--- start Input data ---

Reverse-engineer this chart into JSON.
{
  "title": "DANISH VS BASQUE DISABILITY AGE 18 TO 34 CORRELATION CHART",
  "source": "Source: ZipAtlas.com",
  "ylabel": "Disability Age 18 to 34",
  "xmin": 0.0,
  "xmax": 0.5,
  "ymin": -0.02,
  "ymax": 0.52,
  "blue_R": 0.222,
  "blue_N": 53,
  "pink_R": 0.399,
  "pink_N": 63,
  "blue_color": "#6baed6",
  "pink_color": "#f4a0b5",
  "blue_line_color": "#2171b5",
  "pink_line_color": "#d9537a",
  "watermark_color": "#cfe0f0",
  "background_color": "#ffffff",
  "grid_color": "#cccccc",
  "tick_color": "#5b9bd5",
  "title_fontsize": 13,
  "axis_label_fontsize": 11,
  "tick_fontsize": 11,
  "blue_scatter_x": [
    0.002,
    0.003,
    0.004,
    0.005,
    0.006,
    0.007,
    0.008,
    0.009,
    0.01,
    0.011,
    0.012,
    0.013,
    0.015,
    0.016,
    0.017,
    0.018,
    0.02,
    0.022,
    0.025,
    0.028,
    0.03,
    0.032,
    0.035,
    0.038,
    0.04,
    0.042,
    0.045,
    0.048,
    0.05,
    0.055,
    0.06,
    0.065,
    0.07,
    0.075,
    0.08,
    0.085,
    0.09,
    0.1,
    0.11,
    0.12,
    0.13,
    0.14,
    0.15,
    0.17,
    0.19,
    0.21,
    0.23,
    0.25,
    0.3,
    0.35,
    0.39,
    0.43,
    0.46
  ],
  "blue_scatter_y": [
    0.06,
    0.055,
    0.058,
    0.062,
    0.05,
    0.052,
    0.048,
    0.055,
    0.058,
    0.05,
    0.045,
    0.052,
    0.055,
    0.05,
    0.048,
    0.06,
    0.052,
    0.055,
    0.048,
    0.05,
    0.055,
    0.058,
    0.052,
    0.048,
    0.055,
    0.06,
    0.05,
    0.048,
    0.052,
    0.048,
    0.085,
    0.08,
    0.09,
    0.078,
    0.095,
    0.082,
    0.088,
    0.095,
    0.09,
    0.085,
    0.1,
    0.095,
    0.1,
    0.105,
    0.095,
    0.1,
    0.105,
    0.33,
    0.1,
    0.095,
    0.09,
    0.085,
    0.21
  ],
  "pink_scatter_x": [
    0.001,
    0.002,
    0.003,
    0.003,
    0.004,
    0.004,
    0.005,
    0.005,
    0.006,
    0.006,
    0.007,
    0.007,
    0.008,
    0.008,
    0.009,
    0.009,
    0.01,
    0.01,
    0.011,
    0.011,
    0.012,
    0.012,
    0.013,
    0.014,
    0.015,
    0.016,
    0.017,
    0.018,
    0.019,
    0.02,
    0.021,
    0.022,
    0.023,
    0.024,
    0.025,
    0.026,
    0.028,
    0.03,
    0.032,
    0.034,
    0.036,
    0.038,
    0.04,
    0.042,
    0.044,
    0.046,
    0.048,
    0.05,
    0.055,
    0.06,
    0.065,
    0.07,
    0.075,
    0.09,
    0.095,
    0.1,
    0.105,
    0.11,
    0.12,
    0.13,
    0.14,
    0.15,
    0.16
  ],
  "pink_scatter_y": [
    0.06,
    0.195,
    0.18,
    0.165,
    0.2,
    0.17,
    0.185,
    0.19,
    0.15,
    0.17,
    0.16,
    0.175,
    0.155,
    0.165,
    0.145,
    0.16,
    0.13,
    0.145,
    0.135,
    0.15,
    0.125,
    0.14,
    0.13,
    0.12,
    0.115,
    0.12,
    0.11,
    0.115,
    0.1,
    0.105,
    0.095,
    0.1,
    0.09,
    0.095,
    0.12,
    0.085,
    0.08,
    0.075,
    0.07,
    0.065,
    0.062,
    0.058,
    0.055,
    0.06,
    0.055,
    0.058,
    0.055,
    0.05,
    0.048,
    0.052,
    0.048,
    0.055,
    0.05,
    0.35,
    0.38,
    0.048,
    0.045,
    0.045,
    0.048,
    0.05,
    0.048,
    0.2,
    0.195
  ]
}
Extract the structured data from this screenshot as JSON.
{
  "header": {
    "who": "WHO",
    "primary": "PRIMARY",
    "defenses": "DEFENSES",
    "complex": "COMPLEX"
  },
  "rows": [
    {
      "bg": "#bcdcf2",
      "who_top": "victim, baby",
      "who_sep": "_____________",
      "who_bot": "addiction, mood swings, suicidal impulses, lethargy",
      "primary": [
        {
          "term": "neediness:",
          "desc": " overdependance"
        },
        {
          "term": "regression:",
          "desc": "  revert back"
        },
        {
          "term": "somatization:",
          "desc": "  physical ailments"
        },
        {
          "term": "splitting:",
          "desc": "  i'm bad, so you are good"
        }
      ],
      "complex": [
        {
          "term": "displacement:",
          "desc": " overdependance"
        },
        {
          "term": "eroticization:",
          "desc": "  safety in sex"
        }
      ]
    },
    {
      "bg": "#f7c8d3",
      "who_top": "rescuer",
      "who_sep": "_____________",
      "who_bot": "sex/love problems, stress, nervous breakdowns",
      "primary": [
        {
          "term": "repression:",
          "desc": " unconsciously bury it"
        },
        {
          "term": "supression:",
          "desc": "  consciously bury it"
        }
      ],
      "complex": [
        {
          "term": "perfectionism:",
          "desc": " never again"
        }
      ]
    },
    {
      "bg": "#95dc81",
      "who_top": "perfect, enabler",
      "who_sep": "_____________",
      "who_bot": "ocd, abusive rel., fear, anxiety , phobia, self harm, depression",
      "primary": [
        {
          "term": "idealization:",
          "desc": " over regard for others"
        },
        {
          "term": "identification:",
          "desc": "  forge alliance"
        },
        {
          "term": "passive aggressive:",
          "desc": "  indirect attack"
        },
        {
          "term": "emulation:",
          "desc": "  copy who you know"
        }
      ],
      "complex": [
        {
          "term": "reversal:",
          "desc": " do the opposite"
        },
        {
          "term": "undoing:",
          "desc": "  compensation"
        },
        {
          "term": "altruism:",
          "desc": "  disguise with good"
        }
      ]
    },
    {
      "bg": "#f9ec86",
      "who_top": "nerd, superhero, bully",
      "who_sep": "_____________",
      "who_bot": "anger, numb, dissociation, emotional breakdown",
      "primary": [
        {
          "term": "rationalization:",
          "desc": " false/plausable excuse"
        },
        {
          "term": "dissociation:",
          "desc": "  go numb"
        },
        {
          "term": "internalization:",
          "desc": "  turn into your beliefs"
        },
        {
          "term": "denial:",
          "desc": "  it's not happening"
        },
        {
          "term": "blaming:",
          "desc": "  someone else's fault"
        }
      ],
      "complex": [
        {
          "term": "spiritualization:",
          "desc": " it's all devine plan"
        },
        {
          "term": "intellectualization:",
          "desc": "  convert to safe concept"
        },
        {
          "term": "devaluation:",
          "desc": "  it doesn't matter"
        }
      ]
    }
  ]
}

--- end Input data ---

* _Task instructions_
Copy out every line of the data that includes the word "numb".

* _Output of the exercise_
      "who_bot": "anger, numb, dissociation, emotional breakdown",
          "desc": "  go numb"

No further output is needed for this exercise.